▶ **Text shown**
O.F.K.

Today is in Ornellember time format.

Notes/rabbit hole: auto-generating Git co-authors

Published (gregorian) (ornellember)

Tags: tech

refactoring

git

As a refactoring freak, I sometimes run into the scenario where someone reaches out to me about code that I’ve “written” - but in reality all I’ve done is move it to a new file. Because my name is on the commit message for this code, and there’s no other history for it, it looks like I’m the actual author.

Right now, I’m reorganizing a package in a monorepo and I want to make sure I attribute credit where it’s due / don’t erase the git history and end up having to “support” questions about the content of the files.

So I am digging into git stuff and I have a few TILs. They’re not all relevant. Then some notes about the actual solutions towards the bottom.

# Background/goal

Github has the ability to parse commit messages for co-authors, when you format the commit in a certain way ie

My commit msg.

Co-authored-by: NAME <[email protected]>
Co-authored-by: ANOTHER-NAME <[email protected]>

This is particularly applicable for moving stuff within files, as renames are well-supported. I use VSCode and I believe when you rename a file, it implements git mv under the hood.

So basically I want to do something like: when I move functionality around, I add (in a somewhat straightforward way) the original author(s) as (a) co-author(s).

Say you got a repo like the below:

repo
├── README.md
├── ui
|  └── foo.md
|  └── bar.md
├── api
|  └── foo
|  └── bar

You want to move the ui/ folder out of this repo and into its own repo. You kind of don’t want to “take credit” for all the files, aka lose all the git history and stamp your own name all over the files like you pulled them out of your booty.

▶ **Dataset**
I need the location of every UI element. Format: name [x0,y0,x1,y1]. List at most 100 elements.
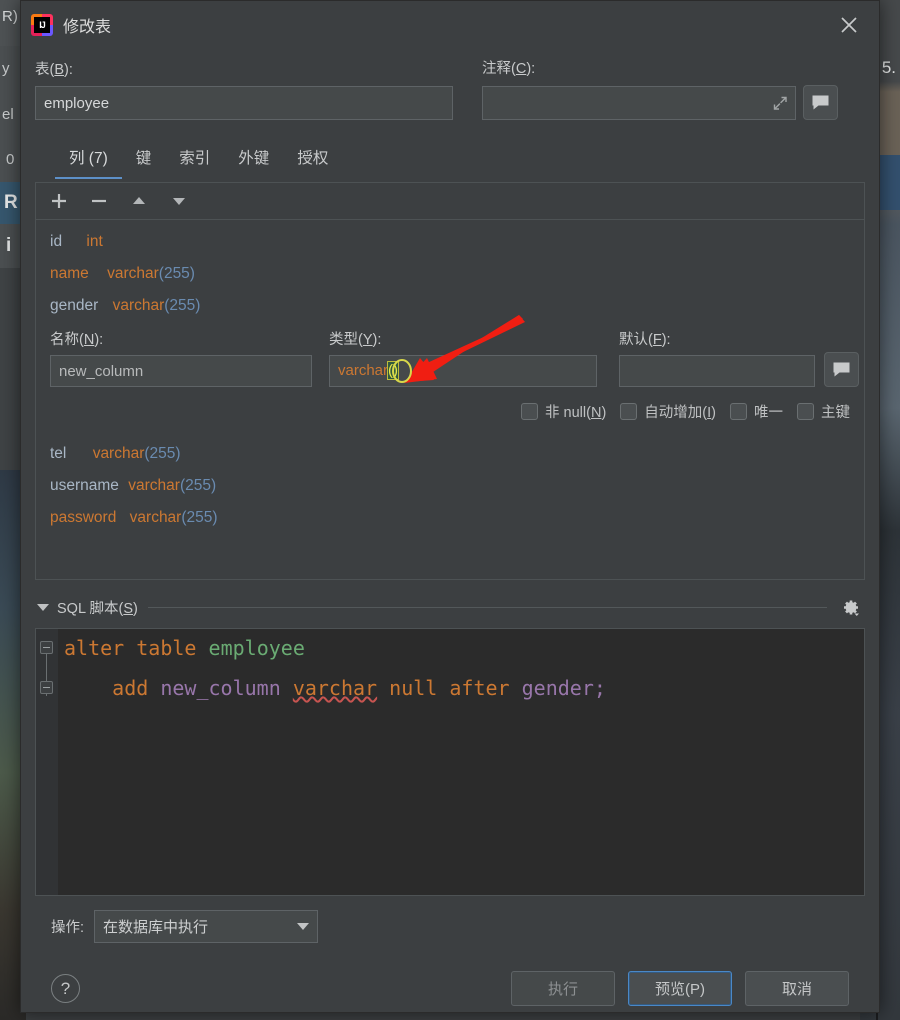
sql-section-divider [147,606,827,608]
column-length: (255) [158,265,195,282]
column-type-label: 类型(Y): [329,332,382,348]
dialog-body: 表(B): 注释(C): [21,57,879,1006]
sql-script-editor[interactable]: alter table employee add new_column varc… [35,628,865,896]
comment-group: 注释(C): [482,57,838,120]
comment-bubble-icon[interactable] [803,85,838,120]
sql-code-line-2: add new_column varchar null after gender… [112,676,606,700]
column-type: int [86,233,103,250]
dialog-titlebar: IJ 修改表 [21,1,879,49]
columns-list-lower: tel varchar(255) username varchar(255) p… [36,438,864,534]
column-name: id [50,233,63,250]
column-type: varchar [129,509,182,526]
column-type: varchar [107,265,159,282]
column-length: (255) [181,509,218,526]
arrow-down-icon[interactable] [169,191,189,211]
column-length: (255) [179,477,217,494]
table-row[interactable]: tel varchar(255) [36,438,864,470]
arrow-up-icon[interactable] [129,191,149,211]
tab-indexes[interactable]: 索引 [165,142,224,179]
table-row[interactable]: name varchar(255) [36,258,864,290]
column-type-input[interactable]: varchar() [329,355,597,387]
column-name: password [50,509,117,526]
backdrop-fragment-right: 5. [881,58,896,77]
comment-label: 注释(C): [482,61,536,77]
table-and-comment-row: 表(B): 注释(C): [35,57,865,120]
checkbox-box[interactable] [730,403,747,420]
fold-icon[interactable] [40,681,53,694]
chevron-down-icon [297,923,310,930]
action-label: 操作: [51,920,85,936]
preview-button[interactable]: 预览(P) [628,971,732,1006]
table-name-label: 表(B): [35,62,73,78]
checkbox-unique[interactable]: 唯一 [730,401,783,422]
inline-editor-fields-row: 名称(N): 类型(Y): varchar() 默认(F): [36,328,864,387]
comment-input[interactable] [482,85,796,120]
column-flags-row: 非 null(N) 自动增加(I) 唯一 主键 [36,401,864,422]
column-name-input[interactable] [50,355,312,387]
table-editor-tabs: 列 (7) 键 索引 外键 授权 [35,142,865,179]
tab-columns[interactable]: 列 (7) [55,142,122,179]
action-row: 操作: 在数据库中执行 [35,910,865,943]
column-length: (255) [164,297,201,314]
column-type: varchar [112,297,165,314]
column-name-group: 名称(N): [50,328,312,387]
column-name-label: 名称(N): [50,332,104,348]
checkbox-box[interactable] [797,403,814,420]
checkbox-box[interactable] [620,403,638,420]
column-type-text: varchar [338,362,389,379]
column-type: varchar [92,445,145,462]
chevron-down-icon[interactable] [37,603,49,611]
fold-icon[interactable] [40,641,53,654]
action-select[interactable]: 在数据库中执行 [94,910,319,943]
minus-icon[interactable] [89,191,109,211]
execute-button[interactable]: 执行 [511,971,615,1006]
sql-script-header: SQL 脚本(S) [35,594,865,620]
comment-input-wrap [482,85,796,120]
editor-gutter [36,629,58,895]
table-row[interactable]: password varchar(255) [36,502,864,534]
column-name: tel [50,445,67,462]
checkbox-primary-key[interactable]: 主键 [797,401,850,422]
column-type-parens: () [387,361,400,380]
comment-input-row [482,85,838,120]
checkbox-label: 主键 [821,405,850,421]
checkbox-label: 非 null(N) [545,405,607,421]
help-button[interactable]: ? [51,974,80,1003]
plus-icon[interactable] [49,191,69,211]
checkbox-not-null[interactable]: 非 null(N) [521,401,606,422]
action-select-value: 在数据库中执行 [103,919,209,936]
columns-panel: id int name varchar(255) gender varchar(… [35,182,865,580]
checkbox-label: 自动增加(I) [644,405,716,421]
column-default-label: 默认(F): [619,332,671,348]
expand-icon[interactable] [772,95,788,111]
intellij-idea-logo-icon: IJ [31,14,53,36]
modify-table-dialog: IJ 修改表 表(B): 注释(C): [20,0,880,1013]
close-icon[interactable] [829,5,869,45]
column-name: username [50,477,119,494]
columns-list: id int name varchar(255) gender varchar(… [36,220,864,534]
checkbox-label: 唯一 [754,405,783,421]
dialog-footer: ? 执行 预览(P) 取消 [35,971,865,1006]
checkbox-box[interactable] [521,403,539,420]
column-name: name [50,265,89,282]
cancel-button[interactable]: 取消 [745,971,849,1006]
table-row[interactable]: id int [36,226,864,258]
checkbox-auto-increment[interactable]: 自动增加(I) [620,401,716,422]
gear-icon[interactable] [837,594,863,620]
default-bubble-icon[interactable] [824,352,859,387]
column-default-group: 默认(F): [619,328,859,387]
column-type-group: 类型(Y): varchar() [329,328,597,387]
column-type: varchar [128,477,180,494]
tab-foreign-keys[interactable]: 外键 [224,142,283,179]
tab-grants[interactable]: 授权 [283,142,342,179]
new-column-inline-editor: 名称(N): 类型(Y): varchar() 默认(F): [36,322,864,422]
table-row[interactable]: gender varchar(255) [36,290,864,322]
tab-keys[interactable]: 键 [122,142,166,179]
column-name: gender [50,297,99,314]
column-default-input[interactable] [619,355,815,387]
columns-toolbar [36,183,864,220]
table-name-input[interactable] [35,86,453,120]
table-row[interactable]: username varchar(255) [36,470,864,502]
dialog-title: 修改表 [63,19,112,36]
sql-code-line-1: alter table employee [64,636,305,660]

---

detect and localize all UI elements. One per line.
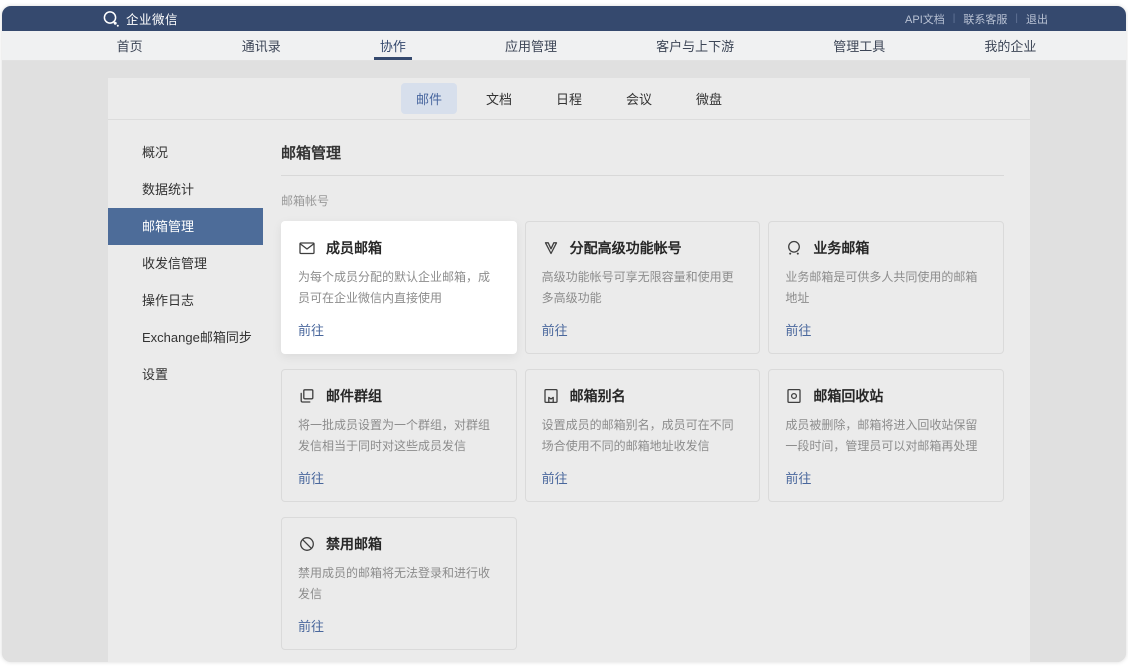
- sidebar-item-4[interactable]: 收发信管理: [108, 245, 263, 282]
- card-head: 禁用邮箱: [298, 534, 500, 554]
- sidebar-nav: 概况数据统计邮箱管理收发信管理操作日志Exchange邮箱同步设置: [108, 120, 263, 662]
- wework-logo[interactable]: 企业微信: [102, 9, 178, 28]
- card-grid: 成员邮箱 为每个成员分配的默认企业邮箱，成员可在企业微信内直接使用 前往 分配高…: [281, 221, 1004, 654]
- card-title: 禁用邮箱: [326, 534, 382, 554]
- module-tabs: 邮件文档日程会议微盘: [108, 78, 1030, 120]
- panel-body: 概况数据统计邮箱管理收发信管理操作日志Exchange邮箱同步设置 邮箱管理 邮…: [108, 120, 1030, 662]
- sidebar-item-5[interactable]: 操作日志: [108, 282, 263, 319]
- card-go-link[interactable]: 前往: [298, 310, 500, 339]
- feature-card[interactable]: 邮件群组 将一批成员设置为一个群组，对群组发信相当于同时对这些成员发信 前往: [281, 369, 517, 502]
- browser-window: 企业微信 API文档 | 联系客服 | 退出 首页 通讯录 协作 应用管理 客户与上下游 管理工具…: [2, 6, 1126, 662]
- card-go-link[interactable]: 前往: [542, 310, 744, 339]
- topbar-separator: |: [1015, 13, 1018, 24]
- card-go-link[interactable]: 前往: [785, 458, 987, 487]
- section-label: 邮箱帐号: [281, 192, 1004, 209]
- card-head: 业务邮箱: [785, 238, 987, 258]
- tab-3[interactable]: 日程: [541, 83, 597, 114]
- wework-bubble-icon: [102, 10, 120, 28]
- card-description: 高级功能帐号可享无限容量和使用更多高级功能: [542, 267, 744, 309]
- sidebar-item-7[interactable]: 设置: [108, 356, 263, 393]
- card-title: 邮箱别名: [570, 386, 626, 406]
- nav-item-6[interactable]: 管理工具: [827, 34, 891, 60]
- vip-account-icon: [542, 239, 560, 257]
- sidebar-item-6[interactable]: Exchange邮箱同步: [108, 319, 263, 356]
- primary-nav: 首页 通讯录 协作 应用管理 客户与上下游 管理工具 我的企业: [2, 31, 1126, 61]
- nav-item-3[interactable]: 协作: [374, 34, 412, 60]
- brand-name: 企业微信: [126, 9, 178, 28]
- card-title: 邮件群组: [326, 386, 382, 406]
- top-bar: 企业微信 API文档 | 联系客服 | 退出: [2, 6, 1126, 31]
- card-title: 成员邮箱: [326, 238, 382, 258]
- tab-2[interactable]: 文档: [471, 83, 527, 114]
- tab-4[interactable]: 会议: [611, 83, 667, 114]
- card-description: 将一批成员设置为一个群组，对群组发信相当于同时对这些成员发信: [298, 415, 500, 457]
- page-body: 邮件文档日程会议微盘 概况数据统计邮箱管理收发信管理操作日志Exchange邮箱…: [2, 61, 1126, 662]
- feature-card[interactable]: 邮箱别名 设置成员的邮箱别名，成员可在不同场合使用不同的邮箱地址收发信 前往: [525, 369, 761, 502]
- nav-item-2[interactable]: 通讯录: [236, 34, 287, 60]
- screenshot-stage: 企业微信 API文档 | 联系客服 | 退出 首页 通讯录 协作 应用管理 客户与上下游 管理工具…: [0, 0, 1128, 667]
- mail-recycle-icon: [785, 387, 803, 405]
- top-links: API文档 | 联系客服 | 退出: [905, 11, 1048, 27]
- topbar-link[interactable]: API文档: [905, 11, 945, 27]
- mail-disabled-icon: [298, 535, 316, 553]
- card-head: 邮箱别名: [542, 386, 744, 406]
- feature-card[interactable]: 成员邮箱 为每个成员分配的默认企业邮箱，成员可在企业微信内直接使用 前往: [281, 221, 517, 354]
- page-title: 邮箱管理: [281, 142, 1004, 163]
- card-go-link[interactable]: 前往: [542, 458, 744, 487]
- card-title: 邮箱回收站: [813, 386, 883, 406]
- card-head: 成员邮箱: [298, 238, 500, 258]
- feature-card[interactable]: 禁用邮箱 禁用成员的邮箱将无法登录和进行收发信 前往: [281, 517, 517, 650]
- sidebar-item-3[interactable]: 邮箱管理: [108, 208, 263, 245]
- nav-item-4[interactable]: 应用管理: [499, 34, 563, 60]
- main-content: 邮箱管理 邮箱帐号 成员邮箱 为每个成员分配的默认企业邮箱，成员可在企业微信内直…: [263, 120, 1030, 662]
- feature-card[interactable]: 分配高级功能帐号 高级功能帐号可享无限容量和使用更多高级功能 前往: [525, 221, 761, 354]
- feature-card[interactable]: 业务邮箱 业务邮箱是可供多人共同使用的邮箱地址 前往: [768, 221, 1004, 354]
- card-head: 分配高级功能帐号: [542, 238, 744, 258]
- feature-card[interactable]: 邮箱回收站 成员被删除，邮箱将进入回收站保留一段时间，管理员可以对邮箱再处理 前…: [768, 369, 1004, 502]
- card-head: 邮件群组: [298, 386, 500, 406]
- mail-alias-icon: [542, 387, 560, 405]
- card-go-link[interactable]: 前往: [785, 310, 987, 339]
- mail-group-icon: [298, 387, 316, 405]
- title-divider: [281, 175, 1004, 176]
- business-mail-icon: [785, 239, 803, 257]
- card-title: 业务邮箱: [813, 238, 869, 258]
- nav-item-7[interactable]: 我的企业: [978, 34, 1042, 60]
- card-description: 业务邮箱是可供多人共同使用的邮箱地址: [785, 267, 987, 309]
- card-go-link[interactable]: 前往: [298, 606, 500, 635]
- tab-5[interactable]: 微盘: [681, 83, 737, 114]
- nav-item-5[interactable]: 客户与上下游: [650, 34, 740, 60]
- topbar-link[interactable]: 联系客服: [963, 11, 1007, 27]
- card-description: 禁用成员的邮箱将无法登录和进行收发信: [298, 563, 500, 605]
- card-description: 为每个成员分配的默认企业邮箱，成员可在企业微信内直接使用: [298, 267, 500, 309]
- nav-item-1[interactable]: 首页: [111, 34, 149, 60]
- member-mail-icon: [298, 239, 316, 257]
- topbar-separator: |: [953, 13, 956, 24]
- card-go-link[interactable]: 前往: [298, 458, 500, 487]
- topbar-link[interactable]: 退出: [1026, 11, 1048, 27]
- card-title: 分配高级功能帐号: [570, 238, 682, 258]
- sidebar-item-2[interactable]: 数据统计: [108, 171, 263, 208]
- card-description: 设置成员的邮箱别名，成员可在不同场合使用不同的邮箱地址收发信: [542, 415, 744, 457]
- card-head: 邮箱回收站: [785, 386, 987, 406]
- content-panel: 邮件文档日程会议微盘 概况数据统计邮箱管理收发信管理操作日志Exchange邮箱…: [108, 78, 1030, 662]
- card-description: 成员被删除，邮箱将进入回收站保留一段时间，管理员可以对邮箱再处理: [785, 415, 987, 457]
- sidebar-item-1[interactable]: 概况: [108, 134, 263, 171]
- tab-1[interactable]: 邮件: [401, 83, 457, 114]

▶ **Tasks**
A. Using the post on Git co-authors above, answer each:
(i) Which code editor does the author use?
(ii) In the example repo, which folder should move into its own repo?
(iii) Where is the package the author is currently reorganizing?
B. Transcribe the post on Git co-authors between "Github has the" and "as (a) co-author(s).", inclusive.
C. Condense the paragraph of the post on Git co-authors that begins "As a refactoring freak" into a shorter version that keeps its main facts.

▶ **Task responses**
A.
(i) VSCode
(ii) The ui/ folder
(iii) In a monorepo

B.
Github has the ability to parse commit messages for co-authors, when you format the commit in a certain way ie

My commit msg.

Co-authored-by: NAME <[email protected]>
Co-authored-by: ANOTHER-NAME <[email protected]>

This is particularly applicable for moving stuff within files, as renames are well-supported. I use VSCode and I believe when you rename a file, it implements git mv under the hood.

So basically I want to do something like: when I move functionality around, I add (in a somewhat straightforward way) the original author(s) as (a) co-author(s).

C. Because I refactor a lot, people sometimes ask me about code I only moved to a new file. My name is on the commit and there's no other history, so I look like the real author.